INSTRUCTION = Rewrite everything from the line containing "Extract all elements" down to the line containing "- series-line-2022: [65, 272, 529, 344]", replacing "y-tick-label" with "y-axis-label" and leaving the rest unchanged.

SOURCE RECORDS =

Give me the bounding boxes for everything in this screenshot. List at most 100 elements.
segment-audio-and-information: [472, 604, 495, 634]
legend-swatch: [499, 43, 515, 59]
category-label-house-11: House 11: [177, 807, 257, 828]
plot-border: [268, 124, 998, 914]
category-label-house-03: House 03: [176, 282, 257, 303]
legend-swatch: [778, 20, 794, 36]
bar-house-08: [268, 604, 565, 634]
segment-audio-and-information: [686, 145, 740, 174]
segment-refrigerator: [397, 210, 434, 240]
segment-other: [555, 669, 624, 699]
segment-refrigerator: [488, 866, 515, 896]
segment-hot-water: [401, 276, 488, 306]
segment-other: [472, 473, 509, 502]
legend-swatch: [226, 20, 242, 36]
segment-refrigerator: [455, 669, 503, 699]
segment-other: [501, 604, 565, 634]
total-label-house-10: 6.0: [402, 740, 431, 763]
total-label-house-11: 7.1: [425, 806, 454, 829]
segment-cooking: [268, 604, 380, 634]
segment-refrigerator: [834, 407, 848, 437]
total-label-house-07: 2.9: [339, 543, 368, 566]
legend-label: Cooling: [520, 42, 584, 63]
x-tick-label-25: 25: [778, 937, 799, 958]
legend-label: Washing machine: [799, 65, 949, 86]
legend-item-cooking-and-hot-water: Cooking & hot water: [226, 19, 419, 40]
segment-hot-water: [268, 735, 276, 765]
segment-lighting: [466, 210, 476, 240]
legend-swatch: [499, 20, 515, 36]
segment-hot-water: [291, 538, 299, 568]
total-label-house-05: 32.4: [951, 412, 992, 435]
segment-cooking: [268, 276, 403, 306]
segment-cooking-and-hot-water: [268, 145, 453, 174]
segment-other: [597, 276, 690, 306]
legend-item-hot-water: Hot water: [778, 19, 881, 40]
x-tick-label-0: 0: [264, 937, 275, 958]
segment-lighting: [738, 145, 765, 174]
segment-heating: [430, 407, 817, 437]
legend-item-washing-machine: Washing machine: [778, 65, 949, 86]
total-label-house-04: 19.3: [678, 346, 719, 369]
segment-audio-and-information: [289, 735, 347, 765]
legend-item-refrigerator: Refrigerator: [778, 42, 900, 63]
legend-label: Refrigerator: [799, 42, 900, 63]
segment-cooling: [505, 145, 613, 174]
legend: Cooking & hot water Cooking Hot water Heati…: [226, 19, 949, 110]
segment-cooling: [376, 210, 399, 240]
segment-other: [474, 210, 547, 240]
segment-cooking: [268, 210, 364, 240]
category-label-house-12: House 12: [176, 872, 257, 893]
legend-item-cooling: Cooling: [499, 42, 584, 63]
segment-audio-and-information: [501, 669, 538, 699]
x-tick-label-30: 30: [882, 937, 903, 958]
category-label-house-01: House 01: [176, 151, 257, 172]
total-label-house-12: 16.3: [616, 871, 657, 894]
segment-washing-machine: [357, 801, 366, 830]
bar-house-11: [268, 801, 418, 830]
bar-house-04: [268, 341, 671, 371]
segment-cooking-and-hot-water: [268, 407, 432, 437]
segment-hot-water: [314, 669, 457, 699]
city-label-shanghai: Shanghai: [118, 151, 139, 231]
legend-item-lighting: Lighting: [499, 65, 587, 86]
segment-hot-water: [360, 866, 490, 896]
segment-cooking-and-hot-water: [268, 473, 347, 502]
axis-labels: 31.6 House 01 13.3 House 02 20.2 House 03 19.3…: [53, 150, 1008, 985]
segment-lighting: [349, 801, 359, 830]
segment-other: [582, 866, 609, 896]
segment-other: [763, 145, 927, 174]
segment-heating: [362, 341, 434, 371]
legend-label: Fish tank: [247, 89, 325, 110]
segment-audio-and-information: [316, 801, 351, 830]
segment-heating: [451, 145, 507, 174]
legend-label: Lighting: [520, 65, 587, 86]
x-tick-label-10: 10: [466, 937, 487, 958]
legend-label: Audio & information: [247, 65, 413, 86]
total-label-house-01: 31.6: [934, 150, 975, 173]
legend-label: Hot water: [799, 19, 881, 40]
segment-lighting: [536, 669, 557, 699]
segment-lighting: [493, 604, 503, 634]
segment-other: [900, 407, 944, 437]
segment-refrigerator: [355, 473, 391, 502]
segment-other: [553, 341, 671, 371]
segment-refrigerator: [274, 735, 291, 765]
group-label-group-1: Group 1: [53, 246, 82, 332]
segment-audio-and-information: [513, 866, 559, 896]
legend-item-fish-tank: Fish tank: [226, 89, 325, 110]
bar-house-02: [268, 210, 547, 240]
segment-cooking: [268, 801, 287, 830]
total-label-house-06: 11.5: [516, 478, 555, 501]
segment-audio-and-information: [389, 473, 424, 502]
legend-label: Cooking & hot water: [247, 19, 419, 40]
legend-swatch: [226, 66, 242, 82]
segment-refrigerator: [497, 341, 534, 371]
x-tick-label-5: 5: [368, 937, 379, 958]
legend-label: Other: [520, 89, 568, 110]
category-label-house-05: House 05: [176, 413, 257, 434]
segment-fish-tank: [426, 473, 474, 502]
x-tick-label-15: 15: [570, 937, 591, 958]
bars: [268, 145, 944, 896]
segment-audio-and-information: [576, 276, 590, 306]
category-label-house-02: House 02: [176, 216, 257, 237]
==
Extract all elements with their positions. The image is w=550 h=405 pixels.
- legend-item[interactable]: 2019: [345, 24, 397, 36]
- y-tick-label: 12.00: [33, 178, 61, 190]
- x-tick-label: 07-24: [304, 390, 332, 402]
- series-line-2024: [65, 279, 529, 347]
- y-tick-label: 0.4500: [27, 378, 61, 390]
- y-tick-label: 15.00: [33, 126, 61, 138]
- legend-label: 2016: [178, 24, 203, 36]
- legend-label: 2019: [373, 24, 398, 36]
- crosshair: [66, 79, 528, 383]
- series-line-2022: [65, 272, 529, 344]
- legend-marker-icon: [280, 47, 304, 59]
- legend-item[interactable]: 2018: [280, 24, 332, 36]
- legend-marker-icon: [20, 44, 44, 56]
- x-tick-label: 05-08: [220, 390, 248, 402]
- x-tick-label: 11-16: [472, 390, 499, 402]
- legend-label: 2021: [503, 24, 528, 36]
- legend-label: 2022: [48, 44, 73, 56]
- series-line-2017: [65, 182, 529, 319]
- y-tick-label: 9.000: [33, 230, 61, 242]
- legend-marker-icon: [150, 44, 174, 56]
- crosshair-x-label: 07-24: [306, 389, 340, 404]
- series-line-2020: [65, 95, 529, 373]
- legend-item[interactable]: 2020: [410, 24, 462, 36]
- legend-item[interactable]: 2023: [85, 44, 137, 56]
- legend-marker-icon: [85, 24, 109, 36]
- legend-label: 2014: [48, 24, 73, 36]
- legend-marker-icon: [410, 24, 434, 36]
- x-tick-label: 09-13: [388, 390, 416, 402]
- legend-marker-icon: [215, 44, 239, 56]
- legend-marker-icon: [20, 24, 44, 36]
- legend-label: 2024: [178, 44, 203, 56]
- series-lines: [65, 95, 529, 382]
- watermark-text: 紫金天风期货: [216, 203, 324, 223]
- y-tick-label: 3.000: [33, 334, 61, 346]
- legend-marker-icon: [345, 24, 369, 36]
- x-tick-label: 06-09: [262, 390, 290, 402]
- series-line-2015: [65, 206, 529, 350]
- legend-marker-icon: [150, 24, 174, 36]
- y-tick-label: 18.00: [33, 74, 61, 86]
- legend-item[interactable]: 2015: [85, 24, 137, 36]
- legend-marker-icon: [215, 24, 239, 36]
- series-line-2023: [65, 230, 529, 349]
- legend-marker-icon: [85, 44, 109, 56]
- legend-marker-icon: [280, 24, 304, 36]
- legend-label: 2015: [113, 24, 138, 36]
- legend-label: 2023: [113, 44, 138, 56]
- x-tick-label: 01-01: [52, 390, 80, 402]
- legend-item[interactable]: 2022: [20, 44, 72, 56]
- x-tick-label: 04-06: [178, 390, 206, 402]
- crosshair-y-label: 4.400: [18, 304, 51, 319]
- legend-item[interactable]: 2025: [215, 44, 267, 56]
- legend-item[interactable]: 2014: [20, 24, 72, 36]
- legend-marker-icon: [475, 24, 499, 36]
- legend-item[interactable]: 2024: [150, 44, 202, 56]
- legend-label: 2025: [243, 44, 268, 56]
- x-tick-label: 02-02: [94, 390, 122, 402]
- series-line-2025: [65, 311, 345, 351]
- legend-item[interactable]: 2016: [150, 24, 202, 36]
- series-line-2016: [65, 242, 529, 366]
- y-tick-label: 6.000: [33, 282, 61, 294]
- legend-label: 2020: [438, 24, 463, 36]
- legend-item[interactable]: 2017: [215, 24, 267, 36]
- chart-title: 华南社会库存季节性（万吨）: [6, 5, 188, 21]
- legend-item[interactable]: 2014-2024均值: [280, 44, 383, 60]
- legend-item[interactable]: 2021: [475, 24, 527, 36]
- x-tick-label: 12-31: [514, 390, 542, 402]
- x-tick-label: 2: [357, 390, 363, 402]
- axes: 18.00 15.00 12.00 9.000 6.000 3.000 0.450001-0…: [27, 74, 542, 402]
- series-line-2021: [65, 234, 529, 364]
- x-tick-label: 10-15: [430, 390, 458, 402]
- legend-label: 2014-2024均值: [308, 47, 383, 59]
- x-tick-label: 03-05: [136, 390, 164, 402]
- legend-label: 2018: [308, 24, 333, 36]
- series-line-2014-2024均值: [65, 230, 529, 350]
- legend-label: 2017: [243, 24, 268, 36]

OUTPUT BELOW =
Extract all elements with their positions. The image is w=550 h=405 pixels.
- legend-item[interactable]: 2019: [345, 24, 397, 36]
- y-axis-label: 12.00: [33, 178, 61, 190]
- x-tick-label: 07-24: [304, 390, 332, 402]
- series-line-2024: [65, 279, 529, 347]
- y-axis-label: 0.4500: [27, 378, 61, 390]
- y-axis-label: 15.00: [33, 126, 61, 138]
- legend-label: 2016: [178, 24, 203, 36]
- legend-label: 2019: [373, 24, 398, 36]
- crosshair: [66, 79, 528, 383]
- series-line-2022: [65, 272, 529, 344]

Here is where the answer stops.